Draw out every line with the word "Single" from the listing below.
== EXTRACTED ENTRIES
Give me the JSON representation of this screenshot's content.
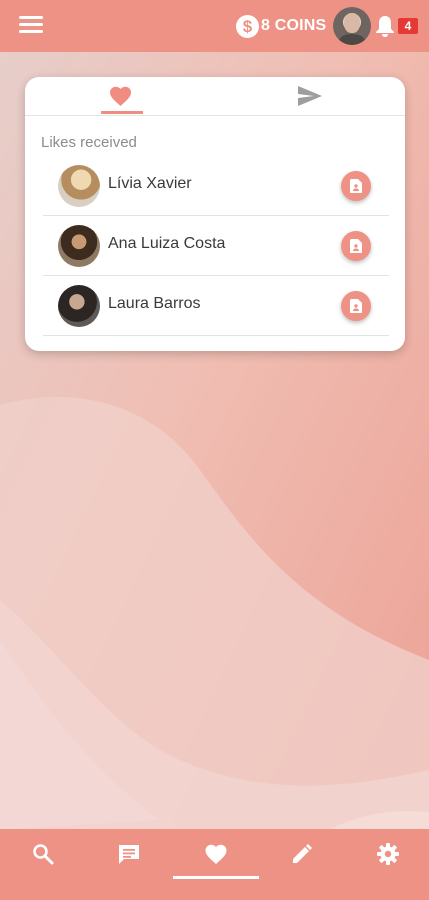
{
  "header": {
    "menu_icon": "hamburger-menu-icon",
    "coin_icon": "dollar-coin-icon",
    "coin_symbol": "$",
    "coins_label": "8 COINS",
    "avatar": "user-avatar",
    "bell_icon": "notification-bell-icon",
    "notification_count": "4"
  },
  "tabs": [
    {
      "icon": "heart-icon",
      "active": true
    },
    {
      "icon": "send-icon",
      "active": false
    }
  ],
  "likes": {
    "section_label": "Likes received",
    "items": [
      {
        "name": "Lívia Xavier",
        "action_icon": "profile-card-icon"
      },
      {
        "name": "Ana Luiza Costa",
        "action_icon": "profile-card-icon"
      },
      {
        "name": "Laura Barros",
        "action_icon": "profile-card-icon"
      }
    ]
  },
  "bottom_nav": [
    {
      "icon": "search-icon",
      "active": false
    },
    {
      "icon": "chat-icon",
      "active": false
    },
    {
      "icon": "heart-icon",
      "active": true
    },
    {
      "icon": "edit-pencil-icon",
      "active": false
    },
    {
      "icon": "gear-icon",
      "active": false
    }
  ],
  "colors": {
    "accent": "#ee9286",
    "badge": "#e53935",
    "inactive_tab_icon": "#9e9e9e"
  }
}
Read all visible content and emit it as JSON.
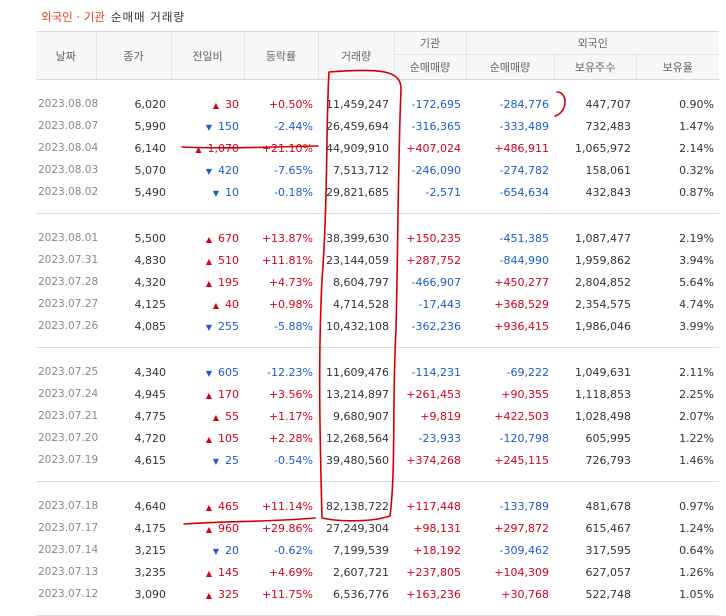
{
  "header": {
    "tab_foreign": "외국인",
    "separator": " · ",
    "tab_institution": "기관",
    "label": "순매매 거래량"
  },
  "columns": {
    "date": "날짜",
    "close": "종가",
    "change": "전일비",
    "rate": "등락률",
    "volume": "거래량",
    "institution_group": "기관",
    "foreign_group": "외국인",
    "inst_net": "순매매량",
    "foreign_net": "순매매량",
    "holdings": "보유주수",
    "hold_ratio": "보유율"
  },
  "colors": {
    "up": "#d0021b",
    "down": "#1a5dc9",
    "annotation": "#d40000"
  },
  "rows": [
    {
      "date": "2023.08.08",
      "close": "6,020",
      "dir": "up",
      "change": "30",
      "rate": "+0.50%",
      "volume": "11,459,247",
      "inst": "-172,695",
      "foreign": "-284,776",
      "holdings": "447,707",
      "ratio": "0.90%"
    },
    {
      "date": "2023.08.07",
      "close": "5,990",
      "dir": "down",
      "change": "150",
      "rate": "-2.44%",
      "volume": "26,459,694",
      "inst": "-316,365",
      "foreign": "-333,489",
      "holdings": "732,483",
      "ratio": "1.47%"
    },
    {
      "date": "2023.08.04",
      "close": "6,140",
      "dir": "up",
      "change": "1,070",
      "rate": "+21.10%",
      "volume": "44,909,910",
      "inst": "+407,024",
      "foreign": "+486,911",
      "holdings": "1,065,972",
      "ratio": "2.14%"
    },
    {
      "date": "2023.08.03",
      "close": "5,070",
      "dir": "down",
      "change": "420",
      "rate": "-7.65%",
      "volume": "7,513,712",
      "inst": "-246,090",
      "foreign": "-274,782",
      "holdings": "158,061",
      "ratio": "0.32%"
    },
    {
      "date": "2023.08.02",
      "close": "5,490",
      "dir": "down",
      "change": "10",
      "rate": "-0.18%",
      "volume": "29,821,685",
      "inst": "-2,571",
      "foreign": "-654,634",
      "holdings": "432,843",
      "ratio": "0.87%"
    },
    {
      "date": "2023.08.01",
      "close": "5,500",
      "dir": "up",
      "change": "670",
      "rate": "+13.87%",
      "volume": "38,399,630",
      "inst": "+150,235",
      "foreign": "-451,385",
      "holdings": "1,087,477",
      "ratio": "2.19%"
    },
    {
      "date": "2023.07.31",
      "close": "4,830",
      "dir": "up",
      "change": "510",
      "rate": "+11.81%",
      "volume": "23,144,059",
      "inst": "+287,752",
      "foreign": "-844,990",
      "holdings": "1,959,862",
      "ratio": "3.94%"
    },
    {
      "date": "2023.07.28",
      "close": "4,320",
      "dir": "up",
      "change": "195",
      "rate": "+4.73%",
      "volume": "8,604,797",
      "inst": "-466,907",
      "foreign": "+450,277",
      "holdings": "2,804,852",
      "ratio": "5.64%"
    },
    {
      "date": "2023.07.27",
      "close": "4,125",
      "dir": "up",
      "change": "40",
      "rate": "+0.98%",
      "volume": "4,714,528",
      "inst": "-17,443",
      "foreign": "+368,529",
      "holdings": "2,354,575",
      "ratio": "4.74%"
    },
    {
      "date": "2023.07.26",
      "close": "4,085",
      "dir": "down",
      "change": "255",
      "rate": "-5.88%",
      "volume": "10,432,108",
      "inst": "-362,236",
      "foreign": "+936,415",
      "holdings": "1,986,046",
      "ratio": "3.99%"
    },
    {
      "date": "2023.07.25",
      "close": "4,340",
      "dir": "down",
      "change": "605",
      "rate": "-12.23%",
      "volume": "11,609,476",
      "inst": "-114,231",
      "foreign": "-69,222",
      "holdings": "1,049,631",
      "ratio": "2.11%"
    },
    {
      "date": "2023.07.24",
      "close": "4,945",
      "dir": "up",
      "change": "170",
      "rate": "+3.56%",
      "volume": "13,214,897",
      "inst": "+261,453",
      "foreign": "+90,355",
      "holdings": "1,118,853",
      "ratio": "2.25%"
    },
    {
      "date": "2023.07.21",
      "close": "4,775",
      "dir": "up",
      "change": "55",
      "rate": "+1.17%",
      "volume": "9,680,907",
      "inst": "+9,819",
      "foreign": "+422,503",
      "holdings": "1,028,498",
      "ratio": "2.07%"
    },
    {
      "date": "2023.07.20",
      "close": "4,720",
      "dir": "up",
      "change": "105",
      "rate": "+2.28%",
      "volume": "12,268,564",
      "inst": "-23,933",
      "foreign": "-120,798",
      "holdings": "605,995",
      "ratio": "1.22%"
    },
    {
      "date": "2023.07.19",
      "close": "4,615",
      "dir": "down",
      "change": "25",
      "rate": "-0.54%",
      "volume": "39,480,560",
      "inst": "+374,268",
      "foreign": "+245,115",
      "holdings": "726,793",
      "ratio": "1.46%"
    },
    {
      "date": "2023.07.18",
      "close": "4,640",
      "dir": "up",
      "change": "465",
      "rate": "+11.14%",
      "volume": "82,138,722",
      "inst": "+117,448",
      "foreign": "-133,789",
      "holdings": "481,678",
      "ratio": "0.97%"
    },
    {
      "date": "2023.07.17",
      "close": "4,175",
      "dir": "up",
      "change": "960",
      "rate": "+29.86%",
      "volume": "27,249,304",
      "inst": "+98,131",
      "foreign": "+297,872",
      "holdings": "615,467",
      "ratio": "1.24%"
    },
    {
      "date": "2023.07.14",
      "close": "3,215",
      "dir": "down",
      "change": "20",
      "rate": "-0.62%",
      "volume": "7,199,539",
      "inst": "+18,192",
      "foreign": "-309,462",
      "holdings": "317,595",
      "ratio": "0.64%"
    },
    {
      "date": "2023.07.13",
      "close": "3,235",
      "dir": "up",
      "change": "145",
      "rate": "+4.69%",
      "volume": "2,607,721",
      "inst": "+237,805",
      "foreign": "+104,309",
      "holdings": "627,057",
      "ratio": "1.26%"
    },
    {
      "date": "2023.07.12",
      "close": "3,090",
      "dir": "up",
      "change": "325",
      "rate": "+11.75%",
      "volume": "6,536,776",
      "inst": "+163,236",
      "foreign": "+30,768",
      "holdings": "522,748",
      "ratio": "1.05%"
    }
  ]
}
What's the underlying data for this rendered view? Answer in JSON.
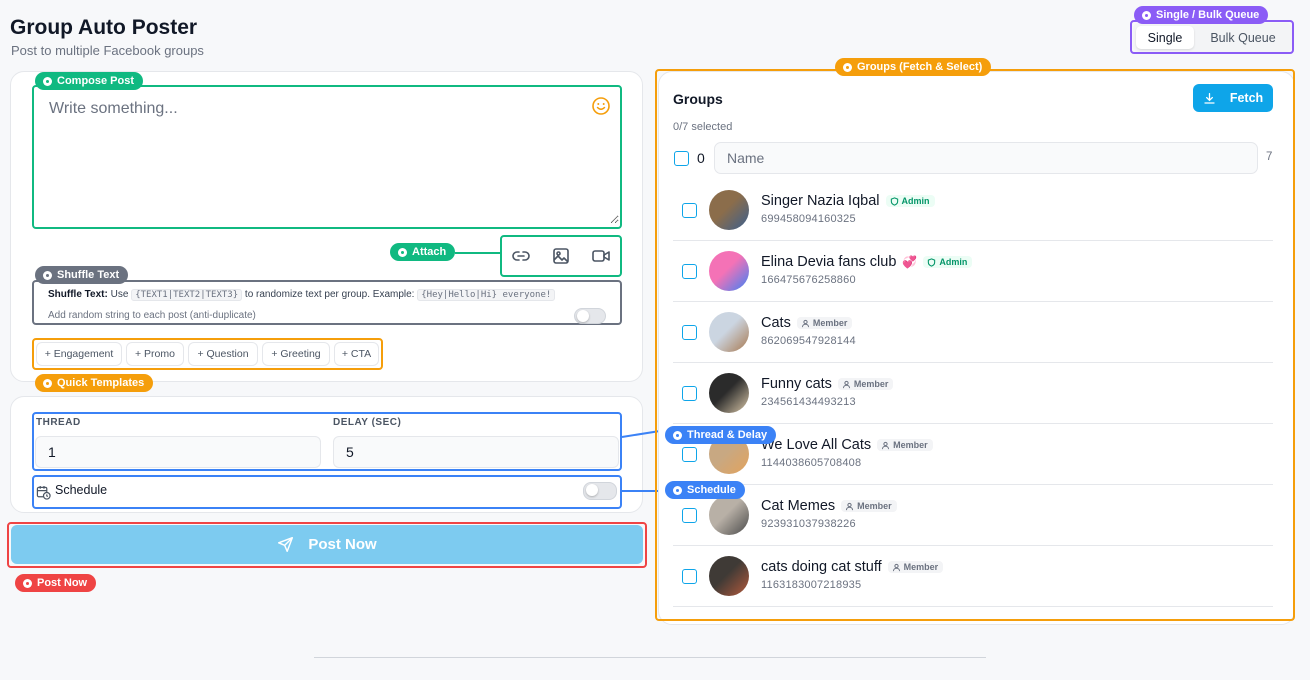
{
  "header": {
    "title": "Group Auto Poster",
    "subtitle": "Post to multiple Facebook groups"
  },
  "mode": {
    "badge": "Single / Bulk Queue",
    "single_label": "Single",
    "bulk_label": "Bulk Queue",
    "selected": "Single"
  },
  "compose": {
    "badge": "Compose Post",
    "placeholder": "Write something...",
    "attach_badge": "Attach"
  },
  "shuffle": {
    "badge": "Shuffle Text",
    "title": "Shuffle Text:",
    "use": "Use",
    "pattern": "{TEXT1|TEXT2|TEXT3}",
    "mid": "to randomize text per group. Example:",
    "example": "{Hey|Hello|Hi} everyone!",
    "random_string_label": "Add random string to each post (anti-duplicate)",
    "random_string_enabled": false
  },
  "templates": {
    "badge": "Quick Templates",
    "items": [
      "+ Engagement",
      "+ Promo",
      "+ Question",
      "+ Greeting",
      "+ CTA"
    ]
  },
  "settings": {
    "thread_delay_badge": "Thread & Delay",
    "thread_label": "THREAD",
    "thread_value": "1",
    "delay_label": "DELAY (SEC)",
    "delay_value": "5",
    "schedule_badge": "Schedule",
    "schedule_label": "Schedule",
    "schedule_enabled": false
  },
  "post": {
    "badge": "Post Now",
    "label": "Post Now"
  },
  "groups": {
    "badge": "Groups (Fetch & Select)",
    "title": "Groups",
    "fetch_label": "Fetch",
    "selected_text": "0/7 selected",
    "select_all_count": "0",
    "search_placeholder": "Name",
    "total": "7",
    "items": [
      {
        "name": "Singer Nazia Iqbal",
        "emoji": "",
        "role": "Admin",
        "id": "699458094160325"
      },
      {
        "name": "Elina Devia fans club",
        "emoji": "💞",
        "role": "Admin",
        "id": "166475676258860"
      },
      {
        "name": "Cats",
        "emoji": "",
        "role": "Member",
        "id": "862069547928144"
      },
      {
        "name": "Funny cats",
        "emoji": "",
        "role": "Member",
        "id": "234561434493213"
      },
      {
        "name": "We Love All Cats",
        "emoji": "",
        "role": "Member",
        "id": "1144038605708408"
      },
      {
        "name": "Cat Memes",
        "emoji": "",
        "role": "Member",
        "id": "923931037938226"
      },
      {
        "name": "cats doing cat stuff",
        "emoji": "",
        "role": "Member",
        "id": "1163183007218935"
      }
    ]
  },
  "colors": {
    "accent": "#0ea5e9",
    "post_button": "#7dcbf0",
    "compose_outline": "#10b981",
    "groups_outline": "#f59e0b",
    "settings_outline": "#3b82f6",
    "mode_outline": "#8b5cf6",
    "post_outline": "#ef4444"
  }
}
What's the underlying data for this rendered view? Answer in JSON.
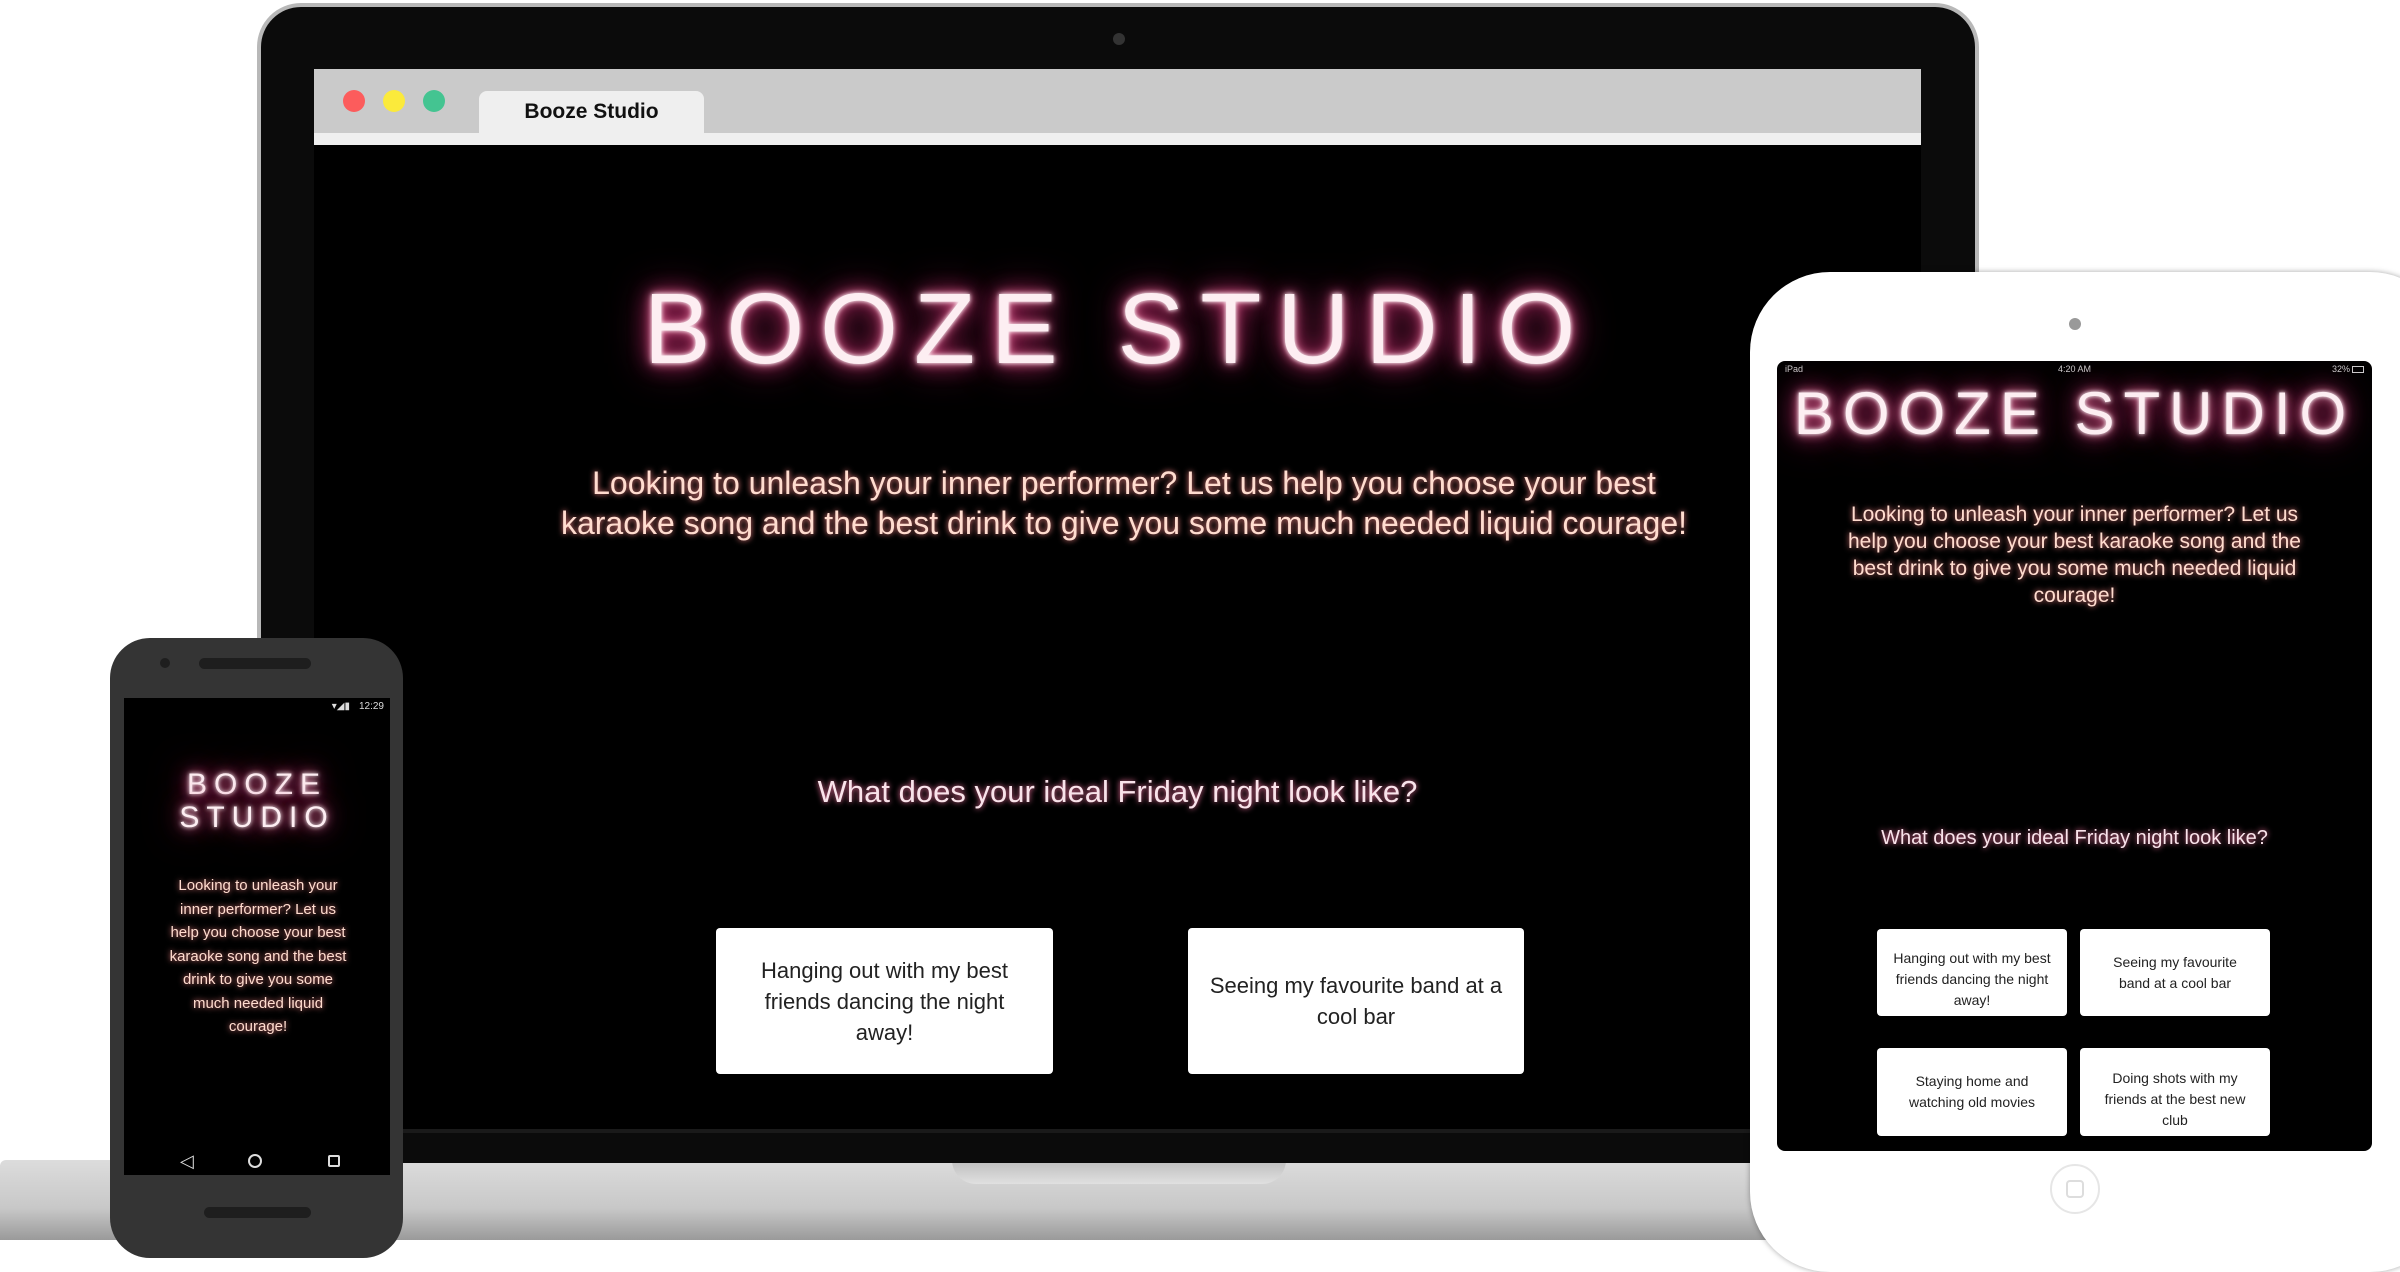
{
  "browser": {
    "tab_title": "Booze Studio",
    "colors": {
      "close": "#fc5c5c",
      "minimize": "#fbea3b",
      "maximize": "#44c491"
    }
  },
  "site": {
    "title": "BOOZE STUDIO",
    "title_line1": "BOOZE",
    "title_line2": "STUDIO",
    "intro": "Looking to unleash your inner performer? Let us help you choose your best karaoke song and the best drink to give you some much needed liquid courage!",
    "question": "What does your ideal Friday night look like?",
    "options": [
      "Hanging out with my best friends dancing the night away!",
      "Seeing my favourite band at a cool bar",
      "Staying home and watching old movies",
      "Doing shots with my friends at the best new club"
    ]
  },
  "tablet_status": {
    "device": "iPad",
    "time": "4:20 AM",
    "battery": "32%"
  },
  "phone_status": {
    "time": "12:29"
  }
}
====
#### [SOLUTION TO THIS EXERCISE]
    "badge": "Single / Bulk Queue",
    "single_label": "Single",
    "selected": "Single"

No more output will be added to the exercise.